**PROBLEM REQUIREMENTS**
Transcribe every line of the records verbatim.

--

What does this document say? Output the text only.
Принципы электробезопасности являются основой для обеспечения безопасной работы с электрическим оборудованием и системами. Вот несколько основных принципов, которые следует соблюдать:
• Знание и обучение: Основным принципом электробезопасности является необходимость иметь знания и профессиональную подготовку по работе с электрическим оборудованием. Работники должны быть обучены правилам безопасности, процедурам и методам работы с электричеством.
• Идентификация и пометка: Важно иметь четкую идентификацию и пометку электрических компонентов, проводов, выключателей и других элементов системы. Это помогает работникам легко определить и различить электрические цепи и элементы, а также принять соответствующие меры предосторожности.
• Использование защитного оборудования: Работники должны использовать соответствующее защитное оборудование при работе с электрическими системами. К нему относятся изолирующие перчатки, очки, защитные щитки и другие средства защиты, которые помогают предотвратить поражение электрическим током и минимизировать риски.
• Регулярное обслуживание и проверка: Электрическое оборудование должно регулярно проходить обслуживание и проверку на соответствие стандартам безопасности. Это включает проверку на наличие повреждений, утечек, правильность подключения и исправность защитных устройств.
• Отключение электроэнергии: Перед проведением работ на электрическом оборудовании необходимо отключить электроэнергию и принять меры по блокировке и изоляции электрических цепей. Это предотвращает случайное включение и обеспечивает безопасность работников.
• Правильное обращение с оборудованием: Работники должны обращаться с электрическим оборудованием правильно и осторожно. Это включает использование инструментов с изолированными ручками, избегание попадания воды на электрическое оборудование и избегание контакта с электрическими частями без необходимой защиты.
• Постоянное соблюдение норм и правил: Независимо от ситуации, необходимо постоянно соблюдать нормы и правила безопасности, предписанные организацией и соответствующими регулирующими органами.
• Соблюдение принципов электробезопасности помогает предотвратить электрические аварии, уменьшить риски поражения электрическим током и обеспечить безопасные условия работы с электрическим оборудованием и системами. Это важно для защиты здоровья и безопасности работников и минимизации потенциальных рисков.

--

**THE ANSWER**
What does this document say? Output the text only.
Принципы электробезопасности являются основой для обеспечения безопасной работы с электрическим оборудованием и системами. Вот несколько основных принципов, которые следует соблюдать:
• Знание и обучение: Основным принципом электробезопасности является необходимость иметь знания и профессиональную подготовку по работе с электрическим оборудованием. Работники должны быть обучены правилам безопасности, процедурам и методам работы с электричеством.
• Идентификация и пометка: Важно иметь четкую идентификацию и пометку электрических компонентов, проводов, выключателей и других элементов системы. Это помогает работникам легко определить и различить электрические цепи и элементы, а также принять соответствующие меры предосторожности.
• Использование защитного оборудования: Работники должны использовать соответствующее защитное оборудование при работе с электрическими системами. К нему относятся изолирующие перчатки, очки, защитные щитки и другие средства защиты, которые помогают предотвратить поражение электрическим током и минимизировать риски.
• Регулярное обслуживание и проверка: Электрическое оборудование должно регулярно проходить обслуживание и проверку на соответствие стандартам безопасности. Это включает проверку на наличие повреждений, утечек, правильность подключения и исправность защитных устройств.
• Отключение электроэнергии: Перед проведением работ на электрическом оборудовании необходимо отключить электроэнергию и принять меры по блокировке и изоляции электрических цепей. Это предотвращает случайное включение и обеспечивает безопасность работников.
• Правильное обращение с оборудованием: Работники должны обращаться с электрическим оборудованием правильно и осторожно. Это включает использование инструментов с изолированными ручками, избегание попадания воды на электрическое оборудование и избегание контакта с электрическими частями без необходимой защиты.
• Постоянное соблюдение норм и правил: Независимо от ситуации, необходимо постоянно соблюдать нормы и правила безопасности, предписанные организацией и соответствующими регулирующими органами.
• Соблюдение принципов электробезопасности помогает предотвратить электрические аварии, уменьшить риски поражения электрическим током и обеспечить безопасные условия работы с электрическим оборудованием и системами. Это важно для защиты здоровья и безопасности работников и минимизации потенциальных рисков.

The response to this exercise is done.